TASK DIRECTIONS: Gather, from the listing beneath this task, every line holding the string "risas".

Collected data entries:
## BEGIN
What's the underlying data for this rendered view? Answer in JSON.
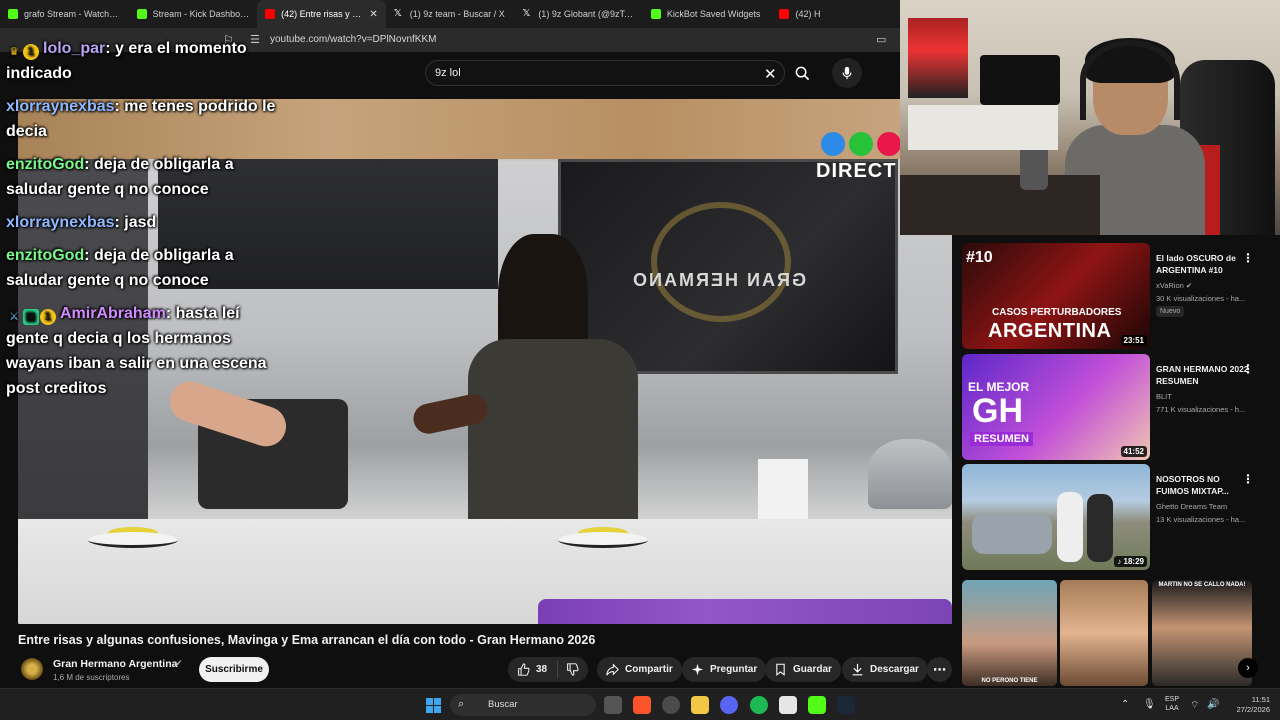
{
  "browser": {
    "tabs": [
      {
        "label": "grafo Stream - Watch Live",
        "color": "#53fc18",
        "active": false
      },
      {
        "label": "Stream - Kick Dashboard",
        "color": "#53fc18",
        "active": false
      },
      {
        "label": "(42) Entre risas y alguna",
        "color": "#ff0000",
        "active": true
      },
      {
        "label": "(1) 9z team - Buscar / X",
        "color": "#ffffff",
        "active": false
      },
      {
        "label": "(1) 9z Globant (@9zTeam) / X",
        "color": "#ffffff",
        "active": false
      },
      {
        "label": "KickBot Saved Widgets",
        "color": "#53fc18",
        "active": false
      },
      {
        "label": "(42) H",
        "color": "#ff0000",
        "active": false
      }
    ],
    "url": "youtube.com/watch?v=DPlNovnfKKM"
  },
  "youtube": {
    "search_query": "9z lol",
    "video": {
      "channel_logo_text": "DIRECT",
      "title": "Entre risas y algunas confusiones, Mavinga y Ema arrancan el día con todo - Gran Hermano 2026",
      "channel": "Gran Hermano Argentina",
      "subscribers": "1,6 M de suscriptores",
      "subscribe_label": "Suscribirme",
      "likes": "38",
      "share_label": "Compartir",
      "ask_label": "Preguntar",
      "save_label": "Guardar",
      "download_label": "Descargar"
    },
    "recommendations": [
      {
        "title": "El lado OSCURO de ARGENTINA #10",
        "channel": "xVaRion",
        "views": "30 K visualizaciones - ha...",
        "badge": "Nuevo",
        "duration": "23:51",
        "thumb_number": "#10",
        "thumb_sub": "CASOS PERTURBADORES",
        "thumb_big": "ARGENTINA"
      },
      {
        "title": "GRAN HERMANO 2022 RESUMEN",
        "channel": "BLIT",
        "views": "771 K visualizaciones - h...",
        "badge": "",
        "duration": "41:52",
        "thumb_top": "EL MEJOR",
        "thumb_big": "GH",
        "thumb_sub": "RESUMEN"
      },
      {
        "title": "NOSOTROS NO FUIMOS MIXTAP...",
        "channel": "Ghetto Dreams Team",
        "views": "13 K visualizaciones - ha...",
        "badge": "",
        "duration": "18:29"
      }
    ],
    "reel_captions": {
      "left": "NO PERONO TIENE",
      "right": "MARTIN NO SE CALLO NADA!"
    }
  },
  "chat": [
    {
      "user": "lolo_par",
      "color": "#b9a3f5",
      "text": "y era el momento indicado",
      "badges": [
        "crown",
        "1"
      ]
    },
    {
      "user": "xlorraynexbas",
      "color": "#8fb8ff",
      "text": "me tenes podrido le decia",
      "badges": []
    },
    {
      "user": "enzitoGod",
      "color": "#79f58a",
      "text": "deja de obligarla a saludar gente q no conoce",
      "badges": []
    },
    {
      "user": "xlorraynexbas",
      "color": "#8fb8ff",
      "text": "jasd",
      "badges": []
    },
    {
      "user": "enzitoGod",
      "color": "#79f58a",
      "text": "deja de obligarla a saludar gente q no conoce",
      "badges": []
    },
    {
      "user": "AmirAbraham",
      "color": "#d08cff",
      "text": "hasta leí gente q decia q los hermanos wayans iban a salir en una escena post creditos",
      "badges": [
        "sword",
        "grid",
        "1"
      ]
    }
  ],
  "taskbar": {
    "search_label": "Buscar",
    "lang_top": "ESP",
    "lang_bottom": "LAA",
    "time": "11:51",
    "date": "27/2/2026"
  }
}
## END
COMPLETED EXERCISE:
        "label": "(42) Entre risas y alguna",
      "title": "Entre risas y algunas confusiones, Mavinga y Ema arrancan el día con todo - Gran Hermano 2026",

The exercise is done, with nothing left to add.